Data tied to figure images
- - - -
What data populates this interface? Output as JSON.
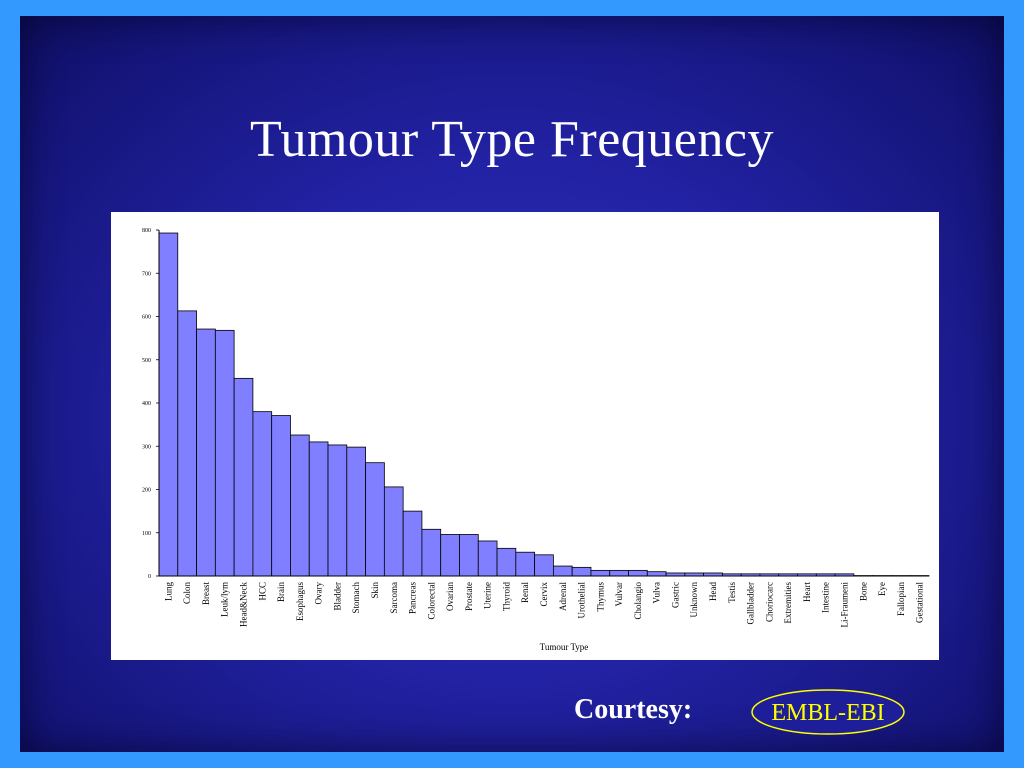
{
  "title": "Tumour Type Frequency",
  "courtesy_label": "Courtesy:",
  "logo_text": "EMBL-EBI",
  "colors": {
    "frame": "#3399ff",
    "slide_bg": "#2222a4",
    "bar_fill": "#7f7fff",
    "logo_outline": "#ffff00",
    "logo_fill": "#1e1e9a"
  },
  "chart_data": {
    "type": "bar",
    "title": "",
    "xlabel": "Tumour Type",
    "ylabel": "",
    "ylim": [
      0,
      800
    ],
    "yticks": [
      0,
      100,
      200,
      300,
      400,
      500,
      600,
      700,
      800
    ],
    "grid": false,
    "categories": [
      "Lung",
      "Colon",
      "Breast",
      "Leuk/lym",
      "Head&Neck",
      "HCC",
      "Brain",
      "Esophagus",
      "Ovary",
      "Bladder",
      "Stomach",
      "Skin",
      "Sarcoma",
      "Pancreas",
      "Colorectal",
      "Ovarian",
      "Prostate",
      "Uterine",
      "Thyroid",
      "Renal",
      "Cervix",
      "Adrenal",
      "Urothelial",
      "Thymus",
      "Vulvar",
      "Cholangio",
      "Vulva",
      "Gastric",
      "Unknown",
      "Head",
      "Testis",
      "Gallbladder",
      "Choriocarc",
      "Extremities",
      "Heart",
      "Intestine",
      "Li-Fraumeni",
      "Bone",
      "Eye",
      "Fallopian",
      "Gestational"
    ],
    "values": [
      793,
      613,
      571,
      568,
      457,
      380,
      371,
      326,
      310,
      303,
      298,
      262,
      206,
      150,
      108,
      96,
      96,
      81,
      64,
      55,
      49,
      23,
      20,
      13,
      13,
      13,
      10,
      7,
      7,
      7,
      5,
      5,
      5,
      5,
      5,
      5,
      5,
      1,
      1,
      1,
      1
    ]
  }
}
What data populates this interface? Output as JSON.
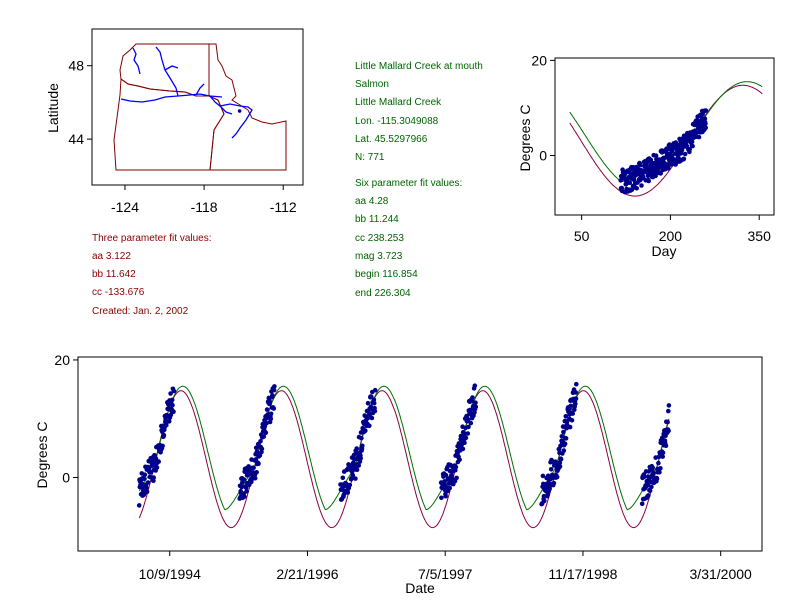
{
  "colors": {
    "observed": "#00008b",
    "three_param_fit": "#8b0045",
    "six_param_fit": "#007000",
    "state_border": "#800000",
    "river": "#0000ff",
    "info_green": "#006400",
    "info_red": "#8b0000"
  },
  "info": {
    "site_name": "Little Mallard Creek at mouth",
    "basin": "Salmon",
    "stream": "Little Mallard Creek",
    "lon": "Lon. -115.3049088",
    "lat": "Lat. 45.5297966",
    "n": "N: 771",
    "six_header": "Six parameter fit values:",
    "six_aa": "aa 4.28",
    "six_bb": "bb 11.244",
    "six_cc": "cc 238.253",
    "six_mag": "mag 3.723",
    "six_begin": "begin 116.854",
    "six_end": "end 226.304",
    "three_header": "Three parameter fit values:",
    "three_aa": "aa 3.122",
    "three_bb": "bb 11.642",
    "three_cc": "cc -133.676",
    "created": "Created:   Jan. 2, 2002"
  },
  "chart_data": [
    {
      "id": "map",
      "type": "scatter",
      "ylabel": "Latitude",
      "xlabel": "",
      "x_ticks": [
        "-124",
        "-118",
        "-112"
      ],
      "y_ticks": [
        "48",
        "44"
      ],
      "x_tick_values": [
        -124,
        -118,
        -112
      ],
      "y_tick_values": [
        48,
        44
      ],
      "xlim": [
        -126.5,
        -110.5
      ],
      "ylim": [
        41.5,
        50
      ],
      "site": {
        "lon": -115.3049088,
        "lat": 45.5297966
      }
    },
    {
      "id": "seasonal",
      "type": "line",
      "xlabel": "Day",
      "ylabel": "Degrees C",
      "x_ticks": [
        "50",
        "200",
        "350"
      ],
      "x_tick_values": [
        50,
        200,
        350
      ],
      "y_ticks": [
        "20",
        "0"
      ],
      "y_tick_values": [
        20,
        0
      ],
      "xlim": [
        5,
        375
      ],
      "ylim": [
        -12.5,
        20.5
      ],
      "series": [
        {
          "role": "three_param_fit",
          "aa": 3.122,
          "bb": 11.642,
          "cc": -133.676,
          "x_range": [
            30,
            355
          ]
        },
        {
          "role": "six_param_fit",
          "aa": 4.28,
          "bb": 11.244,
          "cc": 238.253,
          "mag": 3.723,
          "begin": 116.854,
          "end": 226.304,
          "x_range": [
            30,
            355
          ]
        },
        {
          "role": "observed",
          "day_range": [
            116,
            260
          ]
        }
      ]
    },
    {
      "id": "timeseries",
      "type": "line",
      "xlabel": "Date",
      "ylabel": "Degrees C",
      "x_ticks": [
        "10/9/1994",
        "2/21/1996",
        "7/5/1997",
        "11/17/1998",
        "3/31/2000"
      ],
      "y_ticks": [
        "20",
        "0"
      ],
      "y_tick_values": [
        20,
        0
      ],
      "xlim": [
        "1993-11-10",
        "2000-08-28"
      ],
      "ylim": [
        -12.5,
        20.5
      ],
      "fit_range": [
        "1994-06-20",
        "1999-09-26"
      ],
      "observed_seasons": [
        [
          "1994-06-20",
          "1994-10-25"
        ],
        [
          "1995-06-20",
          "1995-10-25"
        ],
        [
          "1996-06-20",
          "1996-10-25"
        ],
        [
          "1997-06-20",
          "1997-10-25"
        ],
        [
          "1998-06-20",
          "1998-10-25"
        ],
        [
          "1999-06-20",
          "1999-09-26"
        ]
      ]
    }
  ]
}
- - - -
Stated goal
Tally the lines in the entries above that hold the word "Tumour". Reply with nothing but that count.

Final answer
2